> **INSTRUCTIONS TO FOLLOW**: Work out how many lines of the data hold the string "energy", and reply with that number alone.

> **EXCERPTED DATA**:
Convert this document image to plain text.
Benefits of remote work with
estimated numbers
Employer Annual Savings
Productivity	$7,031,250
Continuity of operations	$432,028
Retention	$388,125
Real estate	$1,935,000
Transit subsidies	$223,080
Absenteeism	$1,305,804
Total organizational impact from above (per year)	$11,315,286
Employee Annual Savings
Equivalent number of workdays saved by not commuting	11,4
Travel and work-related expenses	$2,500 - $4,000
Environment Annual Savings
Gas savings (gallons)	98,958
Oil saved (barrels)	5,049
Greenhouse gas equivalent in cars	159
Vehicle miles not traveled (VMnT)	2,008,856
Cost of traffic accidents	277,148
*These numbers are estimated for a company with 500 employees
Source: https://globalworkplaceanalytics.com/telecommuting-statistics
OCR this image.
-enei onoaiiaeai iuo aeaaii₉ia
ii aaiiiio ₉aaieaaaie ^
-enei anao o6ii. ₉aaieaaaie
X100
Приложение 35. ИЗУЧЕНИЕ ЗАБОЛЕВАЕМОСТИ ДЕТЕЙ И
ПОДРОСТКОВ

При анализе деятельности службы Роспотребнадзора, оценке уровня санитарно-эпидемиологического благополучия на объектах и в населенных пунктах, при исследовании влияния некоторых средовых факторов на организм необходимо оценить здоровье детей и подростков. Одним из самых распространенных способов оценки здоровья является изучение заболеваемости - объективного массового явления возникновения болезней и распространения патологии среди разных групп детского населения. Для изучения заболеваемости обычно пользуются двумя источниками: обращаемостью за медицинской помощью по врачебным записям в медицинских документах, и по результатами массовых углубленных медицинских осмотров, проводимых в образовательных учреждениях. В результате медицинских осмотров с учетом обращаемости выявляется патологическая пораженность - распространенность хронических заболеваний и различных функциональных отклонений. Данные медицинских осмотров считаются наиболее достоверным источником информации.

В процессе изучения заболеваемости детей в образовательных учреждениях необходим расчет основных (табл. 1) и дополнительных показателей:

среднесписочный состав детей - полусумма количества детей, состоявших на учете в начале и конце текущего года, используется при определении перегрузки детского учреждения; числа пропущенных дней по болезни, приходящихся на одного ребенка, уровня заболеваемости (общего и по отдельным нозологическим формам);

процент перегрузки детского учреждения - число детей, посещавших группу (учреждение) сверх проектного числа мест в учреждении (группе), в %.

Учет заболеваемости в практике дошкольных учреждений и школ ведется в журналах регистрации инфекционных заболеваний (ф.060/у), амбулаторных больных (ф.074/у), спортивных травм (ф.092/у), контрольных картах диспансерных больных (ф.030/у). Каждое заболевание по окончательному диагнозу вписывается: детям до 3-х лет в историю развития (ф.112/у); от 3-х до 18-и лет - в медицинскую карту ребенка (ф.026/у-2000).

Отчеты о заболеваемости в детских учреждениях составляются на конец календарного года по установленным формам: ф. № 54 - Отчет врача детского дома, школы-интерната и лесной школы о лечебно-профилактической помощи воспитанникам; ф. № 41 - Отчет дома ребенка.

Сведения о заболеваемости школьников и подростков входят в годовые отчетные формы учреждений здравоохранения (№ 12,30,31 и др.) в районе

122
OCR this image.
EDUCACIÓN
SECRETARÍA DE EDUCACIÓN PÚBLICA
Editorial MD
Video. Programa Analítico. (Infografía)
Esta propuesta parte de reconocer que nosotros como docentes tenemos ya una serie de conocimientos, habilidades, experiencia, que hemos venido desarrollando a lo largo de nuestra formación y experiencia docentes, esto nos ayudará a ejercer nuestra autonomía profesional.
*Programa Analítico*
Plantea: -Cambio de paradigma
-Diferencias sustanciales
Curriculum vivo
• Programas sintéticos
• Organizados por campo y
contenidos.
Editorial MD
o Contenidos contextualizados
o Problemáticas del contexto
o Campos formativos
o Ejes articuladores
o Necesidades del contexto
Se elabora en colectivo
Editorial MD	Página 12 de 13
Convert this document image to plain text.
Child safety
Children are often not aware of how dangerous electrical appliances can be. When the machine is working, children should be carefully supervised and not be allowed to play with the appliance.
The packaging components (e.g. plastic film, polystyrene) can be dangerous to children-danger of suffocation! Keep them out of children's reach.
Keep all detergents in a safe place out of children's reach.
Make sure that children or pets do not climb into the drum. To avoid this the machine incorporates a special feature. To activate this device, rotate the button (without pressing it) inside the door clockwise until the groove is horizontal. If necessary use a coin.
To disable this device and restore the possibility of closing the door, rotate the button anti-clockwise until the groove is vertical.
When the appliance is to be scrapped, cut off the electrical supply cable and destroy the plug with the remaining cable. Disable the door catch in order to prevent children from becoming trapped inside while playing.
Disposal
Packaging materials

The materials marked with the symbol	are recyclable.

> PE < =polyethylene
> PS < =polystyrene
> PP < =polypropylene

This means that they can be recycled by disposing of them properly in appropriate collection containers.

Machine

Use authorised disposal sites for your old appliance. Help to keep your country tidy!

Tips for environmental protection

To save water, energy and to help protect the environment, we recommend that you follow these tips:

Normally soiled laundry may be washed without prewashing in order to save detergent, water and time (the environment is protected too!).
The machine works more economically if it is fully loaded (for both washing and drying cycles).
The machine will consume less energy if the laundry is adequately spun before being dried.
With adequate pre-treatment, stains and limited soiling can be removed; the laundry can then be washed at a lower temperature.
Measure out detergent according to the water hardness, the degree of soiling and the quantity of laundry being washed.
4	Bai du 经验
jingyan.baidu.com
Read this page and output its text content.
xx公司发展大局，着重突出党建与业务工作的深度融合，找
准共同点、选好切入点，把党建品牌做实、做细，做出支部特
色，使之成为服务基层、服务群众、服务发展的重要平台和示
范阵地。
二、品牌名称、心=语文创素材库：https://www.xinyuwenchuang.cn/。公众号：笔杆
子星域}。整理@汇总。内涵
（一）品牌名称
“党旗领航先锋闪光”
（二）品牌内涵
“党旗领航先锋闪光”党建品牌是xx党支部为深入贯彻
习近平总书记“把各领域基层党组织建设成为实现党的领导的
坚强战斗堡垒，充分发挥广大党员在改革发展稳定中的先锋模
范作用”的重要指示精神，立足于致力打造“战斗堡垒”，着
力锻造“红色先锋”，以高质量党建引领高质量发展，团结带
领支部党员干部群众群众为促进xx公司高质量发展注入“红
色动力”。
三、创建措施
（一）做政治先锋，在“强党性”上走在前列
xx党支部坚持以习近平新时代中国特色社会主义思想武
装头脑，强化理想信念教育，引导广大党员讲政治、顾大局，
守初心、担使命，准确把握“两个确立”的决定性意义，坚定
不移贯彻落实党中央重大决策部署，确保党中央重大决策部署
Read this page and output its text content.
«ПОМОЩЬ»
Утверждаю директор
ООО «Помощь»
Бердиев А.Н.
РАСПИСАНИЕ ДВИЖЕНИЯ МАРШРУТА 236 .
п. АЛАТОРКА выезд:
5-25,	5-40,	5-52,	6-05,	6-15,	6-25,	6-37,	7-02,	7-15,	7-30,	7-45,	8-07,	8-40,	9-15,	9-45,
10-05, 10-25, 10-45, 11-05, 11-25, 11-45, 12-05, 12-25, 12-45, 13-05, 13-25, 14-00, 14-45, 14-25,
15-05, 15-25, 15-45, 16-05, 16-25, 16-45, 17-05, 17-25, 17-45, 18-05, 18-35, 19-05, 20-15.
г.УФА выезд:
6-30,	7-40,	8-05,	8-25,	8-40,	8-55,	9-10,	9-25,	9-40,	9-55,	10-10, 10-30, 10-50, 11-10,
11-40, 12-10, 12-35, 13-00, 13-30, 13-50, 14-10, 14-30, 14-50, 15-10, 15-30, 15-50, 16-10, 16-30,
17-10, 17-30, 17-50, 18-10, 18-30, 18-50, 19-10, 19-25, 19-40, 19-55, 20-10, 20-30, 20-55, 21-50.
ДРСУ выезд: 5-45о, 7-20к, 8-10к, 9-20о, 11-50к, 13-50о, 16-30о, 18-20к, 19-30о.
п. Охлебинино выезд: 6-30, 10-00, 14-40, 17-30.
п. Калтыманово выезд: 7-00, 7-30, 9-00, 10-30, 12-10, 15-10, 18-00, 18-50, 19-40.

> **EXERCISE SOLUTION**: 2